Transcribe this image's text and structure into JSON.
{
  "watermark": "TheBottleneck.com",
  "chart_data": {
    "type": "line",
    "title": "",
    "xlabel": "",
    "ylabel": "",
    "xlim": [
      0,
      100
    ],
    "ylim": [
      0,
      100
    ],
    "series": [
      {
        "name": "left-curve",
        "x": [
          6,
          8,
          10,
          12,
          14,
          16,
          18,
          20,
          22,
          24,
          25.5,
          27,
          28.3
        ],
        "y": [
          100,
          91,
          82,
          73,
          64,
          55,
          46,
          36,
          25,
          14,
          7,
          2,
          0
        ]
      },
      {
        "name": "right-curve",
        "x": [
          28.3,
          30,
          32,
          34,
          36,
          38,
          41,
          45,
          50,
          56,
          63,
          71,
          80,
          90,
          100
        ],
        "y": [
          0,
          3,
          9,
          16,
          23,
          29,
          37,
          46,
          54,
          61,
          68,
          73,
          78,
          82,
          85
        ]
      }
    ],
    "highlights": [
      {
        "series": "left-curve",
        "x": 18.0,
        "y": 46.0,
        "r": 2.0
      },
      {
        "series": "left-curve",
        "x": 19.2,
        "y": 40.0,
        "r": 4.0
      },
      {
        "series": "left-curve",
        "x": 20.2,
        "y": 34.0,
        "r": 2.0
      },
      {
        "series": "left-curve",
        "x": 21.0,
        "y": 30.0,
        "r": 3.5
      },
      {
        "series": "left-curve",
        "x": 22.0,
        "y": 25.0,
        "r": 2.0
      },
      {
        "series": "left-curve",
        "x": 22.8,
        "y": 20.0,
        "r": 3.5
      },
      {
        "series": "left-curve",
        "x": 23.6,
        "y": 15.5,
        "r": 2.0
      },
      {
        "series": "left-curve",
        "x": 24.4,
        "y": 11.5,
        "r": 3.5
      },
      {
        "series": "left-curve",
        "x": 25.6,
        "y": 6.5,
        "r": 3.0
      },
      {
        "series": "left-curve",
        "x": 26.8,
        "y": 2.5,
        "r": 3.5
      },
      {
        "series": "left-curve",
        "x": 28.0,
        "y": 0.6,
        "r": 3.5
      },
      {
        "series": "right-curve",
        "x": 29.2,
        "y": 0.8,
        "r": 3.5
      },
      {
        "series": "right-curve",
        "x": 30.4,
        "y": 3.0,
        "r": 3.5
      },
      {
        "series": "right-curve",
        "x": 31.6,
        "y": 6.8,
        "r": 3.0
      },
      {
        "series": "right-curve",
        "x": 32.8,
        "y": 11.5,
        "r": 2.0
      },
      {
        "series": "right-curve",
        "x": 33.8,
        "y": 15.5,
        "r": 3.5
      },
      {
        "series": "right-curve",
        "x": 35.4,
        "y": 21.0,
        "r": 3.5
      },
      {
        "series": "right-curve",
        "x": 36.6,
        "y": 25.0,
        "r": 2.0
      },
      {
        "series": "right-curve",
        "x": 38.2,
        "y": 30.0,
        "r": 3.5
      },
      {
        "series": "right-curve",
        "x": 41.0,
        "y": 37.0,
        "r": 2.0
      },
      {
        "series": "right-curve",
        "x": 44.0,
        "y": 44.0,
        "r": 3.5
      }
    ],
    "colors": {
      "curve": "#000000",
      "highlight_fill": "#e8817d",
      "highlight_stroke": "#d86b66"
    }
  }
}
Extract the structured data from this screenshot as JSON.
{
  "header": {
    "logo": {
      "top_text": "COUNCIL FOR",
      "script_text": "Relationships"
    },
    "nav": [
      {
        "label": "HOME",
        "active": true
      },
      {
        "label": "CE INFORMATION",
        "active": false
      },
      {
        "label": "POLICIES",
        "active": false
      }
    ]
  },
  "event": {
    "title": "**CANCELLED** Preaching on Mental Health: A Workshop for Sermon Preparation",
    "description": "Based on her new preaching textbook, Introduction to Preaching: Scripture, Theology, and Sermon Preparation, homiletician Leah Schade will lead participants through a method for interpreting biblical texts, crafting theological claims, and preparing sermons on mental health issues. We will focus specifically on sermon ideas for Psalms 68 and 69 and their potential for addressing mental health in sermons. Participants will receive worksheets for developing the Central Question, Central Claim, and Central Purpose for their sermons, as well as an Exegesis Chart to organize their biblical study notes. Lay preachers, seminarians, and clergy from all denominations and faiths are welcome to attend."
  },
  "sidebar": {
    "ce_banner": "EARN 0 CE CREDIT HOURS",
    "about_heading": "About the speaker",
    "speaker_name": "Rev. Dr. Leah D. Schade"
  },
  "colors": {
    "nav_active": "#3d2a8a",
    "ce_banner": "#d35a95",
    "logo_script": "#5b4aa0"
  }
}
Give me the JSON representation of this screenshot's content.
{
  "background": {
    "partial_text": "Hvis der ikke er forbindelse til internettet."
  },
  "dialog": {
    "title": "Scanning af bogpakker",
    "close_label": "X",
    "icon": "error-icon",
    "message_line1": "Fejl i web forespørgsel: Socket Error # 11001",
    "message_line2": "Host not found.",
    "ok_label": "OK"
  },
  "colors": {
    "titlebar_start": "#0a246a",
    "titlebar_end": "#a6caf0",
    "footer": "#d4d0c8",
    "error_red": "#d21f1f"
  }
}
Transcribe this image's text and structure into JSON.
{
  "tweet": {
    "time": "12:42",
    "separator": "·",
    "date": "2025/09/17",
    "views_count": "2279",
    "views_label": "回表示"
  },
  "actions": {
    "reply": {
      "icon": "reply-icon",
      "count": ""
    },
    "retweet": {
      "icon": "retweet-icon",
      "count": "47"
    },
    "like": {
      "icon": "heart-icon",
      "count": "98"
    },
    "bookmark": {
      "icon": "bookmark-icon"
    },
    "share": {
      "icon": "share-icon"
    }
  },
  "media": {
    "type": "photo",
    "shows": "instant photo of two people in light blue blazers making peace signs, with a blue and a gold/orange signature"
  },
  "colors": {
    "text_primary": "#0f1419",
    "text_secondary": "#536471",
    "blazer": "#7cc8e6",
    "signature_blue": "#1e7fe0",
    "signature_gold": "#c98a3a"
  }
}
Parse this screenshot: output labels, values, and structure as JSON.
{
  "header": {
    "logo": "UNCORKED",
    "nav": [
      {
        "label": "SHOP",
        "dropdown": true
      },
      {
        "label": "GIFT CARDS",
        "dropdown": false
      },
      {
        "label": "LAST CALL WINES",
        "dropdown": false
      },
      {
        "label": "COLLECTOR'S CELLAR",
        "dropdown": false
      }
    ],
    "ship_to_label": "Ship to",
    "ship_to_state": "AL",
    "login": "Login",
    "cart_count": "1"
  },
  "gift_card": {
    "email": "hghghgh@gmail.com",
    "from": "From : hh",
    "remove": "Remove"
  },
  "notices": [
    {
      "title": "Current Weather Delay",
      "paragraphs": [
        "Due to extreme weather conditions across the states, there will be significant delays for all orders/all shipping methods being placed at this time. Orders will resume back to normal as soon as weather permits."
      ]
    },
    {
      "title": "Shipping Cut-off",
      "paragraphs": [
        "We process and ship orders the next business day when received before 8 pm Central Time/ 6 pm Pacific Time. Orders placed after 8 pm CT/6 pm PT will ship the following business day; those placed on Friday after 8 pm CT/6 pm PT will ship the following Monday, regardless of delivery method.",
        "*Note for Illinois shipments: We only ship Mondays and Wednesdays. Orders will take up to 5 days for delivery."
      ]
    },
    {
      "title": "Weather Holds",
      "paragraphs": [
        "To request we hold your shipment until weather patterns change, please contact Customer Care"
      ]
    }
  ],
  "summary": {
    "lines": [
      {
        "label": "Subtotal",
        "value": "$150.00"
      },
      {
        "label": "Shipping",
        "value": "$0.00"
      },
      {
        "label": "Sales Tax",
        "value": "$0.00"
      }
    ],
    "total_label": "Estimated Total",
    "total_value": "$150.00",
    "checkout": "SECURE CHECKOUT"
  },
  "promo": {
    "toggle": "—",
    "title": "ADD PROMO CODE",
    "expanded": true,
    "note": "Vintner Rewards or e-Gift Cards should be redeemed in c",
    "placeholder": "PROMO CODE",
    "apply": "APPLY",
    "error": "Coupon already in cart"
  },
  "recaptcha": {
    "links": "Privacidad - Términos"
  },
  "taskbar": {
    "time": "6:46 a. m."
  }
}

━━━━━━━━━━

# [Problem details]
Find every line in the records above that contains the word "icon", and copy each one.

# [Final result]
    "icon": "error-icon",
      "icon": "reply-icon",
      "icon": "retweet-icon",
      "icon": "heart-icon",
      "icon": "bookmark-icon"
      "icon": "share-icon"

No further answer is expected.